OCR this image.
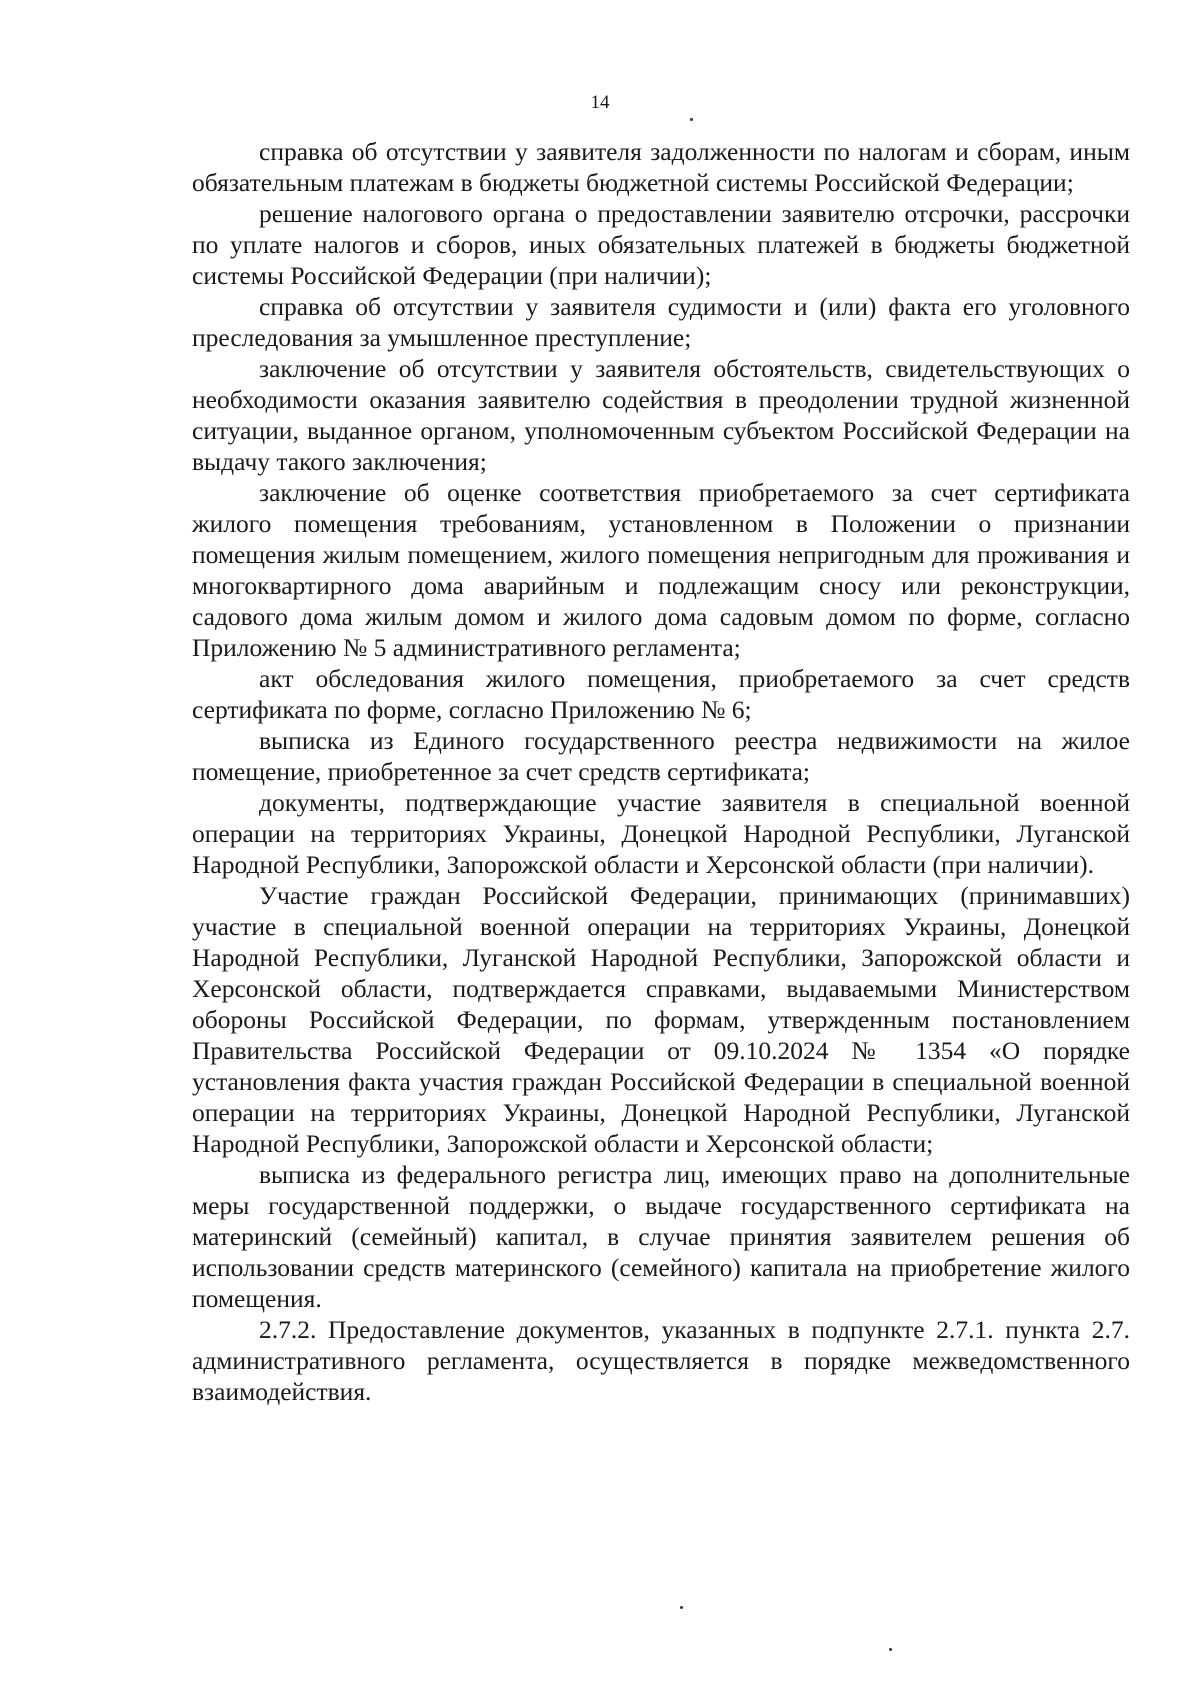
14

справка об отсутствии у заявителя задолженности по налогам и сборам, иным обязательным платежам в бюджеты бюджетной системы Российской Федерации;

решение налогового органа о предоставлении заявителю отсрочки, рассрочки по уплате налогов и сборов, иных обязательных платежей в бюджеты бюджетной системы Российской Федерации (при наличии);

справка об отсутствии у заявителя судимости и (или) факта его уголовного преследования за умышленное преступление;

заключение об отсутствии у заявителя обстоятельств, свидетельствующих о необходимости оказания заявителю содействия в преодолении трудной жизненной ситуации, выданное органом, уполномоченным субъектом Российской Федерации на выдачу такого заключения;

заключение об оценке соответствия приобретаемого за счет сертификата жилого помещения требованиям, установленном в Положении о признании помещения жилым помещением, жилого помещения непригодным для проживания и многоквартирного дома аварийным и подлежащим сносу или реконструкции, садового дома жилым домом и жилого дома садовым домом по форме, согласно Приложению № 5 административного регламента;

акт обследования жилого помещения, приобретаемого за счет средств сертификата по форме, согласно Приложению № 6;

выписка из Единого государственного реестра недвижимости на жилое помещение, приобретенное за счет средств сертификата;

документы, подтверждающие участие заявителя в специальной военной операции на территориях Украины, Донецкой Народной Республики, Луганской Народной Республики, Запорожской области и Херсонской области (при наличии).

Участие граждан Российской Федерации, принимающих (принимавших) участие в специальной военной операции на территориях Украины, Донецкой Народной Республики, Луганской Народной Республики, Запорожской области и Херсонской области, подтверждается справками, выдаваемыми Министерством обороны Российской Федерации, по формам, утвержденным постановлением Правительства Российской Федерации от 09.10.2024 № 1354 «О порядке установления факта участия граждан Российской Федерации в специальной военной операции на территориях Украины, Донецкой Народной Республики, Луганской Народной Республики, Запорожской области и Херсонской области;

выписка из федерального регистра лиц, имеющих право на дополнительные меры государственной поддержки, о выдаче государственного сертификата на материнский (семейный) капитал, в случае принятия заявителем решения об использовании средств материнского (семейного) капитала на приобретение жилого помещения.

2.7.2. Предоставление документов, указанных в подпункте 2.7.1. пункта 2.7. административного регламента, осуществляется в порядке межведомственного взаимодействия.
__________
» **What to do**
Pictures stay out; repeat all the rest of the records exactly.

» **Answer to this exercise**
OCR this image.
14

справка об отсутствии у заявителя задолженности по налогам и сборам, иным обязательным платежам в бюджеты бюджетной системы Российской Федерации;

решение налогового органа о предоставлении заявителю отсрочки, рассрочки по уплате налогов и сборов, иных обязательных платежей в бюджеты бюджетной системы Российской Федерации (при наличии);

справка об отсутствии у заявителя судимости и (или) факта его уголовного преследования за умышленное преступление;

заключение об отсутствии у заявителя обстоятельств, свидетельствующих о необходимости оказания заявителю содействия в преодолении трудной жизненной ситуации, выданное органом, уполномоченным субъектом Российской Федерации на выдачу такого заключения;

заключение об оценке соответствия приобретаемого за счет сертификата жилого помещения требованиям, установленном в Положении о признании помещения жилым помещением, жилого помещения непригодным для проживания и многоквартирного дома аварийным и подлежащим сносу или реконструкции, садового дома жилым домом и жилого дома садовым домом по форме, согласно Приложению № 5 административного регламента;

акт обследования жилого помещения, приобретаемого за счет средств сертификата по форме, согласно Приложению № 6;

выписка из Единого государственного реестра недвижимости на жилое помещение, приобретенное за счет средств сертификата;

документы, подтверждающие участие заявителя в специальной военной операции на территориях Украины, Донецкой Народной Республики, Луганской Народной Республики, Запорожской области и Херсонской области (при наличии).

Участие граждан Российской Федерации, принимающих (принимавших) участие в специальной военной операции на территориях Украины, Донецкой Народной Республики, Луганской Народной Республики, Запорожской области и Херсонской области, подтверждается справками, выдаваемыми Министерством обороны Российской Федерации, по формам, утвержденным постановлением Правительства Российской Федерации от 09.10.2024 № 1354 «О порядке установления факта участия граждан Российской Федерации в специальной военной операции на территориях Украины, Донецкой Народной Республики, Луганской Народной Республики, Запорожской области и Херсонской области;

выписка из федерального регистра лиц, имеющих право на дополнительные меры государственной поддержки, о выдаче государственного сертификата на материнский (семейный) капитал, в случае принятия заявителем решения об использовании средств материнского (семейного) капитала на приобретение жилого помещения.

2.7.2. Предоставление документов, указанных в подпункте 2.7.1. пункта 2.7. административного регламента, осуществляется в порядке межведомственного взаимодействия.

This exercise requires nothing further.